In the forum thread below about BERT running out of memory, restate word for word the passage starting with "Before the tokenizer" and going on through "number of tokens?".

▶ [Selected extract]:
===

Bert NextSentence memory leak

I am using bert for next-sentence prediction on a cpu. I want to call the model twice in a row to select a sentence from a list of sentence pairs. I am using a batch size of 128. My code looks something like this:

def bert_batch_compare(self, prompt1, prompt2):
    encoding = self.tokenizer(prompt1, prompt2, return_tensors='pt', padding=True, truncation=True, add_special_tokens=True)
    target = torch.ones((1,len(prompt1)), dtype=torch.long)
    outputs = self.model(**encoding, next_sentence_label=target)
    logits = outputs.logits.detach()
    return logits
    
def call_bert(self):
    batch_pattern = []
    batch_template = []
    batch_input = []
    ## make batch_pattern, batch_input, patch_template here!
    si = self.bert_batch_compare(batch_pattern, batch_input)
    ## second call to this fn is killed because of memory limitations    
    sj = self.bert_batch_compare(batch_input, batch_template)

If I lower the batch size to something like 24 it runs, but I’d like to use a larger batch size. I am not doing any training right now. I’m using ‘bert-base-uncased’. During the second call to ‘bert_batch_compare()’ the memory usage increases to 100% and the program crashes. I have 16G to work with. Until that time the code only uses 1.8Gig. I am using linux and python 3.6, along with pytorch 1.8.

Might not be a memory leak but a case of larger batch padding.

If the longest sequence in the first batch is 80 tokens, then that batch will (likely) be padded to 80 items and that may fit into memory. But if the longest sequence in the next batch then contains 250 tokens, then the whole batch is padded to 250 and that might not fit into memory. So verify the length of each individual sample to be sure.

Before the tokenizer I limit the strings in the batches to 80 characters. That works, or seems to, but I have one question. is 80 characters the limit, or is that determined by experiment? Am I right limiting the string length, or should I be trying to limit the number of tokens?

80 was just an example. You should consider your dataset and find out how long your sentence are and where the information typically is. If you have very long sentences but the most information is at the end you need to to truncate the front, etc. Input data analysis is key. If you then have determined what the best length is, you can use that information in your calls to the tokenizer with max_length.

self.tokenizer(prompt1, prompt2, return_tensors='pt', padding=True, truncation=True, max_length=128)

Note that this max length is about the total amount of splitting subword units, not about the number of total words.

You should first determine this max length according to your data, and then adjust your batch size accordingly.

thank you. that’s very clear.

===

[Data pulled from a collection]
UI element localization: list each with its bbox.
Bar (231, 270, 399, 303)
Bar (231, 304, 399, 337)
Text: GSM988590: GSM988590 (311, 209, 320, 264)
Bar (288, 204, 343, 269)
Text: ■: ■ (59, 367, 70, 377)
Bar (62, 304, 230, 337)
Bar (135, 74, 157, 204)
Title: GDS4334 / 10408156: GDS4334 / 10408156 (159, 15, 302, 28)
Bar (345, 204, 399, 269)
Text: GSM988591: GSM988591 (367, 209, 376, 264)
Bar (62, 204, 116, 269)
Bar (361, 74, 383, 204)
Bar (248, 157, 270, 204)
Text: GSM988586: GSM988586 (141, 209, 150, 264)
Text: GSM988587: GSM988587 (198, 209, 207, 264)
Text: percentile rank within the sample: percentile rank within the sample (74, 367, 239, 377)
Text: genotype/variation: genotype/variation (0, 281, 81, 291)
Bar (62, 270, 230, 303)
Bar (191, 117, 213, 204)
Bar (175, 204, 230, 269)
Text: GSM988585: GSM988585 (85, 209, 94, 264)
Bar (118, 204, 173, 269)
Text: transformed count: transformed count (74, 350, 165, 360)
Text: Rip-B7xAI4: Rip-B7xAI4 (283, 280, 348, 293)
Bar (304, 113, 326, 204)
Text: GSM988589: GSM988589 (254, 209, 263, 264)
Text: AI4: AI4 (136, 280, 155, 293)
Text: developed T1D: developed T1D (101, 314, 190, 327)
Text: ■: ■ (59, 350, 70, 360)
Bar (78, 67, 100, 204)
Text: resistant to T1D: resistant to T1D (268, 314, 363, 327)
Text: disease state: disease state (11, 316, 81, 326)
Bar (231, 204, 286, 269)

===

▶ [Correct answer]:
Before the tokenizer I limit the strings in the batches to 80 characters. That works, or seems to, but I have one question. is 80 characters the limit, or is that determined by experiment? Am I right limiting the string length, or should I be trying to limit the number of tokens?